» **What to produce**:
Below are records; state how many of their lines hold the word "object", and give only the figure.

» **Data extract**:

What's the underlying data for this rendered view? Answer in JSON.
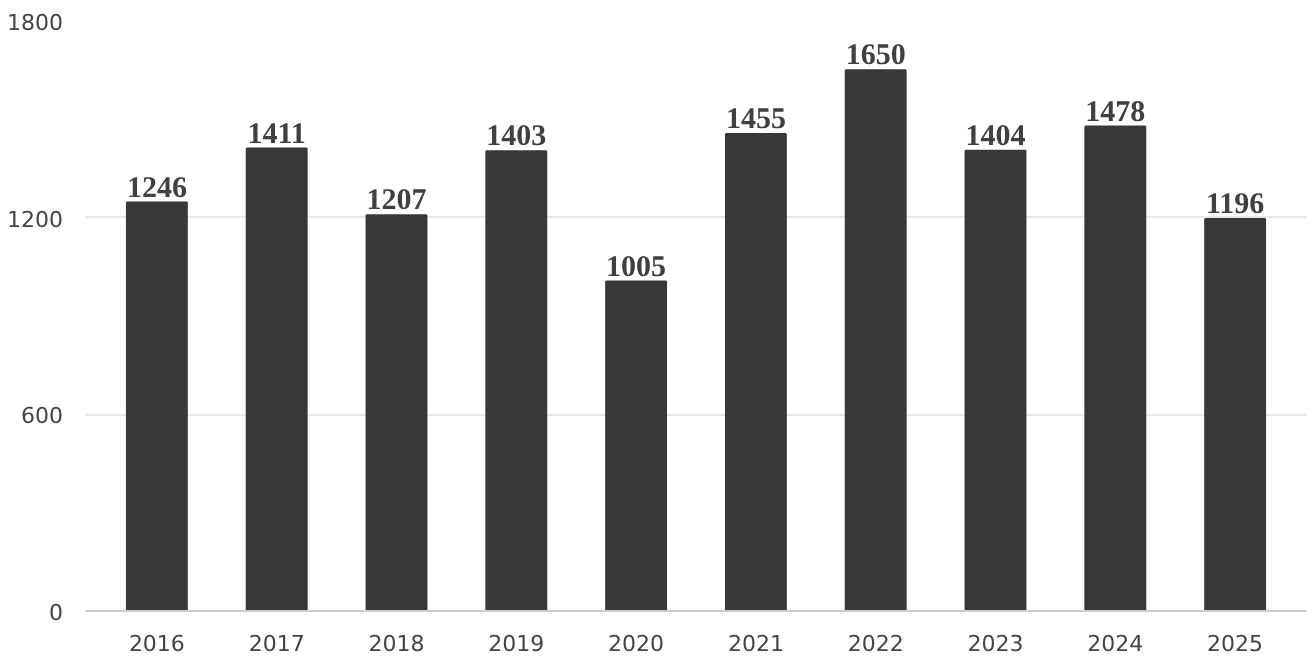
{
  "chart_data": {
    "type": "bar",
    "categories": [
      "2016",
      "2017",
      "2018",
      "2019",
      "2020",
      "2021",
      "2022",
      "2023",
      "2024",
      "2025"
    ],
    "values": [
      1246,
      1411,
      1207,
      1403,
      1005,
      1455,
      1650,
      1404,
      1478,
      1196
    ],
    "color": "#383838",
    "ylim": [
      0,
      1800
    ],
    "yticks": [
      0,
      600,
      1200,
      1800
    ],
    "grid": "y",
    "data_labels": true
  }
}
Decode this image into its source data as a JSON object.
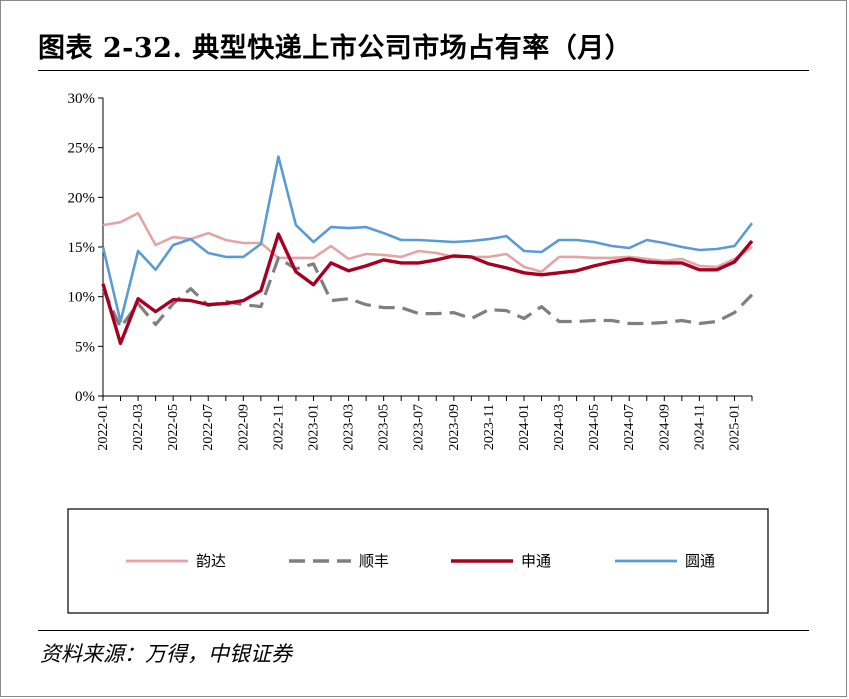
{
  "title": "图表 2-32. 典型快递上市公司市场占有率（月）",
  "source": "资料来源：万得，中银证券",
  "chart_data": {
    "type": "line",
    "ylim": [
      0,
      30
    ],
    "yticks": [
      "0%",
      "5%",
      "10%",
      "15%",
      "20%",
      "25%",
      "30%"
    ],
    "x": [
      "2022-01",
      "2022-02",
      "2022-03",
      "2022-04",
      "2022-05",
      "2022-06",
      "2022-07",
      "2022-08",
      "2022-09",
      "2022-10",
      "2022-11",
      "2022-12",
      "2023-01",
      "2023-02",
      "2023-03",
      "2023-04",
      "2023-05",
      "2023-06",
      "2023-07",
      "2023-08",
      "2023-09",
      "2023-10",
      "2023-11",
      "2023-12",
      "2024-01",
      "2024-02",
      "2024-03",
      "2024-04",
      "2024-05",
      "2024-06",
      "2024-07",
      "2024-08",
      "2024-09",
      "2024-10",
      "2024-11",
      "2024-12",
      "2025-01",
      "2025-02"
    ],
    "xtick_labels": [
      "2022-01",
      "2022-03",
      "2022-05",
      "2022-07",
      "2022-09",
      "2022-11",
      "2023-01",
      "2023-03",
      "2023-05",
      "2023-07",
      "2023-09",
      "2023-11",
      "2024-01",
      "2024-03",
      "2024-05",
      "2024-07",
      "2024-09",
      "2024-11",
      "2025-01"
    ],
    "legend_position": "bottom",
    "series": [
      {
        "name": "韵达",
        "color": "#e6a3a6",
        "dash": "solid",
        "values": [
          17.2,
          17.5,
          18.4,
          15.2,
          16.0,
          15.8,
          16.4,
          15.7,
          15.4,
          15.4,
          13.9,
          13.9,
          13.9,
          15.1,
          13.8,
          14.3,
          14.2,
          14.0,
          14.6,
          14.4,
          14.0,
          14.0,
          14.0,
          14.3,
          13.0,
          12.5,
          14.0,
          14.0,
          13.9,
          13.9,
          14.0,
          13.8,
          13.6,
          13.8,
          13.1,
          13.0,
          13.8,
          15.0
        ]
      },
      {
        "name": "顺丰",
        "color": "#7f7f7f",
        "dash": "dashed",
        "values": [
          10.8,
          6.9,
          9.3,
          7.2,
          9.3,
          10.8,
          9.1,
          9.5,
          9.2,
          9.0,
          13.9,
          12.8,
          13.3,
          9.6,
          9.8,
          9.2,
          8.9,
          8.9,
          8.3,
          8.3,
          8.4,
          7.8,
          8.7,
          8.6,
          7.8,
          9.0,
          7.5,
          7.5,
          7.6,
          7.6,
          7.3,
          7.3,
          7.4,
          7.6,
          7.3,
          7.5,
          8.4,
          10.2
        ]
      },
      {
        "name": "申通",
        "color": "#a50021",
        "dash": "solid",
        "values": [
          11.3,
          5.3,
          9.8,
          8.5,
          9.7,
          9.6,
          9.2,
          9.3,
          9.6,
          10.6,
          16.3,
          12.5,
          11.2,
          13.4,
          12.6,
          13.1,
          13.7,
          13.4,
          13.4,
          13.7,
          14.1,
          14.0,
          13.3,
          12.9,
          12.4,
          12.2,
          12.4,
          12.6,
          13.1,
          13.5,
          13.8,
          13.5,
          13.4,
          13.4,
          12.7,
          12.7,
          13.5,
          15.6
        ]
      },
      {
        "name": "圆通",
        "color": "#5b9bd5",
        "dash": "solid",
        "values": [
          15.0,
          7.5,
          14.6,
          12.7,
          15.2,
          15.8,
          14.4,
          14.0,
          14.0,
          15.3,
          24.1,
          17.2,
          15.5,
          17.0,
          16.9,
          17.0,
          16.4,
          15.7,
          15.7,
          15.6,
          15.5,
          15.6,
          15.8,
          16.1,
          14.6,
          14.5,
          15.7,
          15.7,
          15.5,
          15.1,
          14.9,
          15.7,
          15.4,
          15.0,
          14.7,
          14.8,
          15.1,
          17.4
        ]
      }
    ]
  }
}
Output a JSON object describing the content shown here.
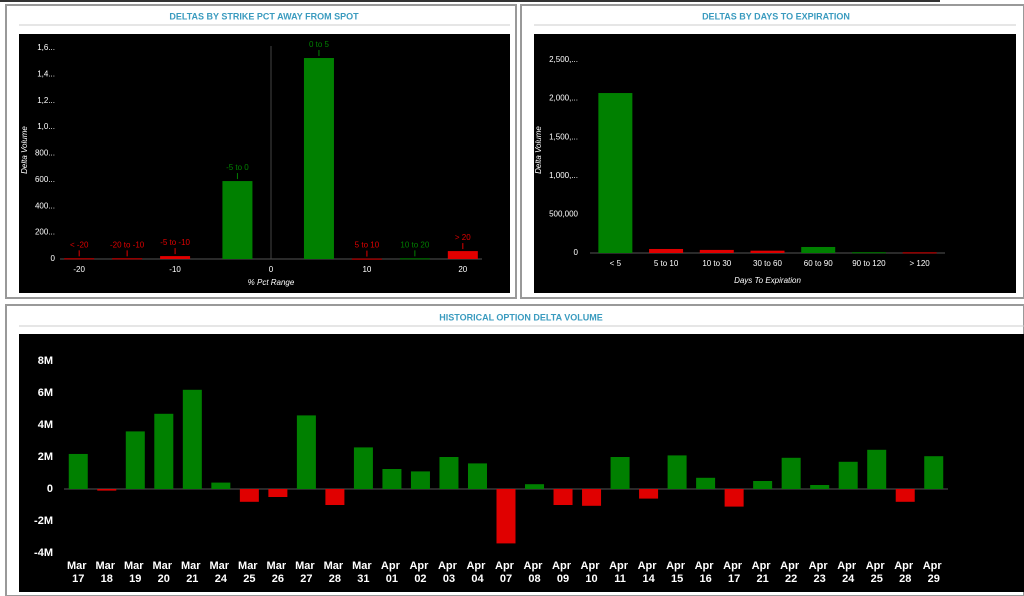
{
  "chart_data": [
    {
      "type": "bar",
      "title": "DELTAS BY STRIKE PCT AWAY FROM SPOT",
      "x_label": "% Pct Range",
      "y_label": "Delta Volume",
      "categories": [
        "< -20",
        "-20 to -10",
        "-5 to -10",
        "-5 to 0",
        "0 to 5",
        "5 to 10",
        "10 to 20",
        "> 20"
      ],
      "x": [
        -20,
        -15,
        -10,
        -3.5,
        5,
        10,
        15,
        20
      ],
      "values": [
        5,
        5,
        22,
        591,
        1524,
        3,
        5,
        60
      ],
      "colors": [
        "#e00000",
        "#e00000",
        "#e00000",
        "#008000",
        "#008000",
        "#e00000",
        "#008000",
        "#e00000"
      ],
      "xlim": [
        -22,
        22
      ],
      "xticks": [
        -20,
        -10,
        0,
        10,
        20
      ],
      "ylim": [
        0,
        1600
      ],
      "yticks": [
        0,
        {
          "value": 200,
          "label": "200..."
        },
        {
          "value": 400,
          "label": "400..."
        },
        {
          "value": 600,
          "label": "600..."
        },
        {
          "value": 800,
          "label": "800..."
        },
        {
          "value": 1000,
          "label": "1,0..."
        },
        {
          "value": 1200,
          "label": "1,2..."
        },
        {
          "value": 1400,
          "label": "1,4..."
        },
        {
          "value": 1600,
          "label": "1,6..."
        }
      ]
    },
    {
      "type": "bar",
      "title": "DELTAS BY DAYS TO EXPIRATION",
      "x_label": "Days To Expiration",
      "y_label": "Delta Volume",
      "categories": [
        "< 5",
        "5 to 10",
        "10 to 30",
        "30 to 60",
        "60 to 90",
        "90 to 120",
        "> 120"
      ],
      "values": [
        2072000,
        52000,
        40000,
        30000,
        78000,
        10000,
        8000
      ],
      "colors": [
        "#008000",
        "#e00000",
        "#e00000",
        "#e00000",
        "#008000",
        "#008000",
        "#e00000"
      ],
      "ylim": [
        0,
        2500000
      ],
      "yticks": [
        0,
        {
          "value": 500000,
          "label": "500,000"
        },
        {
          "value": 1000000,
          "label": "1,000,..."
        },
        {
          "value": 1500000,
          "label": "1,500,..."
        },
        {
          "value": 2000000,
          "label": "2,000,..."
        },
        {
          "value": 2500000,
          "label": "2,500,..."
        }
      ]
    },
    {
      "type": "bar",
      "title": "HISTORICAL OPTION DELTA VOLUME",
      "categories": [
        "Mar 17",
        "Mar 18",
        "Mar 19",
        "Mar 20",
        "Mar 21",
        "Mar 24",
        "Mar 25",
        "Mar 26",
        "Mar 27",
        "Mar 28",
        "Mar 31",
        "Apr 01",
        "Apr 02",
        "Apr 03",
        "Apr 04",
        "Apr 07",
        "Apr 08",
        "Apr 09",
        "Apr 10",
        "Apr 11",
        "Apr 14",
        "Apr 15",
        "Apr 16",
        "Apr 17",
        "Apr 21",
        "Apr 22",
        "Apr 23",
        "Apr 24",
        "Apr 25",
        "Apr 28",
        "Apr 29"
      ],
      "values": [
        2190000,
        -100000,
        3600000,
        4700000,
        6200000,
        400000,
        -800000,
        -500000,
        4600000,
        -1000000,
        2600000,
        1250000,
        1100000,
        2000000,
        1600000,
        -3400000,
        300000,
        -1000000,
        -1050000,
        2000000,
        -600000,
        2100000,
        700000,
        -1100000,
        500000,
        1950000,
        250000,
        1700000,
        2450000,
        -800000,
        2050000
      ],
      "color": "#008000",
      "negative_color": "#e00000",
      "ylim": [
        -4000000,
        8000000
      ],
      "yticks": [
        {
          "value": -4000000,
          "label": "-4M"
        },
        {
          "value": -2000000,
          "label": "-2M"
        },
        0,
        {
          "value": 2000000,
          "label": "2M"
        },
        {
          "value": 4000000,
          "label": "4M"
        },
        {
          "value": 6000000,
          "label": "6M"
        },
        {
          "value": 8000000,
          "label": "8M"
        }
      ]
    }
  ]
}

» **Finished task**:
2